**WHAT IS NEEDED:**
Search the entries for the word "bottom" and pull out each line that has it.

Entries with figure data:
## begin
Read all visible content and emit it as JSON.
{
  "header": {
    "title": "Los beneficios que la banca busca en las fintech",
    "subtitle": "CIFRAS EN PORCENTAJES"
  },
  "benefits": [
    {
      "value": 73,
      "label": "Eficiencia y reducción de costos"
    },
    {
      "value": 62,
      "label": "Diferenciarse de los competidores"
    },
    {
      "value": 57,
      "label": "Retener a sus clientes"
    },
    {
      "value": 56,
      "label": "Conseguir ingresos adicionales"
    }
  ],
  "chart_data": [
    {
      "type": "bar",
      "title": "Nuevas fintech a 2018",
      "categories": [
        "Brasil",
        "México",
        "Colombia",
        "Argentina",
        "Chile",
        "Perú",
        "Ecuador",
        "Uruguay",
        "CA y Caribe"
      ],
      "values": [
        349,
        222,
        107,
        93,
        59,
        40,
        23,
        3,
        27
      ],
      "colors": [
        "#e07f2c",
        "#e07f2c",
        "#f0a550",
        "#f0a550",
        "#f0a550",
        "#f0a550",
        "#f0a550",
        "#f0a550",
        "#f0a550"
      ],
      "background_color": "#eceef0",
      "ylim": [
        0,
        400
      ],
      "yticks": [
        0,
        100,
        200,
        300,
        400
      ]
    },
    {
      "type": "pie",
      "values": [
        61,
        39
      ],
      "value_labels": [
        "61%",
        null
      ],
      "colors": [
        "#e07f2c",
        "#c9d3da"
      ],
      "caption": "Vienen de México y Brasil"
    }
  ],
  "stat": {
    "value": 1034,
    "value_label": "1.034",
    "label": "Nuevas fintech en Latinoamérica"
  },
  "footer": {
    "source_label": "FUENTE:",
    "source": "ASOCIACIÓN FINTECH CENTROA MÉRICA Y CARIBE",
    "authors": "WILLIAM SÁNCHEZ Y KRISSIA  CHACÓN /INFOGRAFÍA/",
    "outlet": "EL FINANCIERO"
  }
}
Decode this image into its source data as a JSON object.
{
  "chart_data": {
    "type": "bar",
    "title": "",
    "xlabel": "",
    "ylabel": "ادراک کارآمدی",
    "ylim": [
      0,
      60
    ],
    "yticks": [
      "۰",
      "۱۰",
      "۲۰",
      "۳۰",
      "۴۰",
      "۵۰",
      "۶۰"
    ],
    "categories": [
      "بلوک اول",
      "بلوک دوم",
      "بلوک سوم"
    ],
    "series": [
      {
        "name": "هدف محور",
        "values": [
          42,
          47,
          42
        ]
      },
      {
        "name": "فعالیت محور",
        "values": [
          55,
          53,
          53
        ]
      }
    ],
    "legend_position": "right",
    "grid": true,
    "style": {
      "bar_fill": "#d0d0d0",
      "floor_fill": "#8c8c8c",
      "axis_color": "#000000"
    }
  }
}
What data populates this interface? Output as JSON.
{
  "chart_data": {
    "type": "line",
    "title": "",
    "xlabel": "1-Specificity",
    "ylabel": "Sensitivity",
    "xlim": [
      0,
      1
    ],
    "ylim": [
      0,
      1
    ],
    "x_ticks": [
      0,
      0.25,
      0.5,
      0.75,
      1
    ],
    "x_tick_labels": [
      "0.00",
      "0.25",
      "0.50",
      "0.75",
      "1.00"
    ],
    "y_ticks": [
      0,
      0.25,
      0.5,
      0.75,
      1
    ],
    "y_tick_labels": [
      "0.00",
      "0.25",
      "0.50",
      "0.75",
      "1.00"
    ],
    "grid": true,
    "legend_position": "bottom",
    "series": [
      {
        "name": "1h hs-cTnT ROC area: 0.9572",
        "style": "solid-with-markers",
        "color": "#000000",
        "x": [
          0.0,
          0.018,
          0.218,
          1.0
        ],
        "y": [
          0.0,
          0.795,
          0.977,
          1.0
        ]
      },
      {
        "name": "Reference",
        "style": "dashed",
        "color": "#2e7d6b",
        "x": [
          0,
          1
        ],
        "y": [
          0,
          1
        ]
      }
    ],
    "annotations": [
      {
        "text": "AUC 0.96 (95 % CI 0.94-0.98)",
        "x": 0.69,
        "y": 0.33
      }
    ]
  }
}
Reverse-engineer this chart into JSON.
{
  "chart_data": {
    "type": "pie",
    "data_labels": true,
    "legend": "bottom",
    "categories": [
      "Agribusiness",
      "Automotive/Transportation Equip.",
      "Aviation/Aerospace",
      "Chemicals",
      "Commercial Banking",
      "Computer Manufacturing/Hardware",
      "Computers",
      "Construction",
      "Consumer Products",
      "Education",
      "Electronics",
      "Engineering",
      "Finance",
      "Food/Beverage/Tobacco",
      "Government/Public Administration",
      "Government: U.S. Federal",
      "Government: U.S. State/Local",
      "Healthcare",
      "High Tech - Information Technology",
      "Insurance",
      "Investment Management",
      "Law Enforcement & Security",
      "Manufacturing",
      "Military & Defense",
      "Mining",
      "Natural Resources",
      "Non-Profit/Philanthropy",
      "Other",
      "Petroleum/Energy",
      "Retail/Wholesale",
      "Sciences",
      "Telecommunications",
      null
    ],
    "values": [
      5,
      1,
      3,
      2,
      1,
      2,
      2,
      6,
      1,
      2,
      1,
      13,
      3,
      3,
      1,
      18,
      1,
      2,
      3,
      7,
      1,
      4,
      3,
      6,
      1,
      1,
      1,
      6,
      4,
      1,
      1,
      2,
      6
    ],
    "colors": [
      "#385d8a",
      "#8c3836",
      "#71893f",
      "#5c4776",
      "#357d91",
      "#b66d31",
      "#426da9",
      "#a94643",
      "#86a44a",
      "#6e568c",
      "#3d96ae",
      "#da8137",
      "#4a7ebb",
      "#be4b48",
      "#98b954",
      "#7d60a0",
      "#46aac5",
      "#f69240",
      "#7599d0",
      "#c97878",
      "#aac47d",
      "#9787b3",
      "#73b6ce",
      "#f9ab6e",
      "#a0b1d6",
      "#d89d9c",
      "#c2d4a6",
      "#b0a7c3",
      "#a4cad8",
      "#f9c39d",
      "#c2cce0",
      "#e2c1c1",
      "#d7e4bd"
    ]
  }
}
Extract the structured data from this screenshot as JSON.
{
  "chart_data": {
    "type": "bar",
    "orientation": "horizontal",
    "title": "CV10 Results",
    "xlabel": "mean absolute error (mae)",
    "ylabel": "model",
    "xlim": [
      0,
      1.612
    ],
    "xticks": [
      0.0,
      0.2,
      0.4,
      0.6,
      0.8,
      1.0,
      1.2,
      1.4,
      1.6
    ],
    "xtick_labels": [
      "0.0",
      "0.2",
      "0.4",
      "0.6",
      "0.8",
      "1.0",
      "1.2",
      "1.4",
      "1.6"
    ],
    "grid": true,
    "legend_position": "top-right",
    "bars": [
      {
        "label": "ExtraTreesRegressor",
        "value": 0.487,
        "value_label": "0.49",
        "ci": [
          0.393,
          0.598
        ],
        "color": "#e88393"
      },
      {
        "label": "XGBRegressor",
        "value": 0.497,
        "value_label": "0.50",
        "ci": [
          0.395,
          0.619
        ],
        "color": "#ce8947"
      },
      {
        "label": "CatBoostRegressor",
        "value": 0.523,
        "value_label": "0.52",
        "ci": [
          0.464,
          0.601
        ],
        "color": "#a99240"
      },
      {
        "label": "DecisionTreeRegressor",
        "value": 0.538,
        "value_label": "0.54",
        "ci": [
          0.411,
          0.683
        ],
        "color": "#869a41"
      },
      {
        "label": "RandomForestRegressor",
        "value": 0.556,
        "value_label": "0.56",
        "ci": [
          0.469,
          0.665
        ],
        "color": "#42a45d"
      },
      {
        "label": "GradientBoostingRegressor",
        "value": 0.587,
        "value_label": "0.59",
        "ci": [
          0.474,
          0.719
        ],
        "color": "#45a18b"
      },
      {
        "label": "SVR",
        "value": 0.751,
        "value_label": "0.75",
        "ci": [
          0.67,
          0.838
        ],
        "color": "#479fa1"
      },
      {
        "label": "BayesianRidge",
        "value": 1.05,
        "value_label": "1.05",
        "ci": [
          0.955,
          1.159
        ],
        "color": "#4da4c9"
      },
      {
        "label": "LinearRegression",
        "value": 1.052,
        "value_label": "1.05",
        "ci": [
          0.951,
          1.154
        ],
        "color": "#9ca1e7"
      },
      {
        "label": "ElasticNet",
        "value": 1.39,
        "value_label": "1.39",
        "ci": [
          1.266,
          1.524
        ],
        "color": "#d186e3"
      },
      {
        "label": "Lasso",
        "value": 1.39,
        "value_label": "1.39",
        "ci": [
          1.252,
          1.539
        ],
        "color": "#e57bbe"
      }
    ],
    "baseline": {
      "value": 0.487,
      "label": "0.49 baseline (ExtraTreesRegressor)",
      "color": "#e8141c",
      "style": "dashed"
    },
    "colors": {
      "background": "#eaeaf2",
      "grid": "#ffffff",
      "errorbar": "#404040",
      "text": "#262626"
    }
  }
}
## end
**FULL OUTPUT:**
    "legend_position": "bottom",
    "legend": "bottom",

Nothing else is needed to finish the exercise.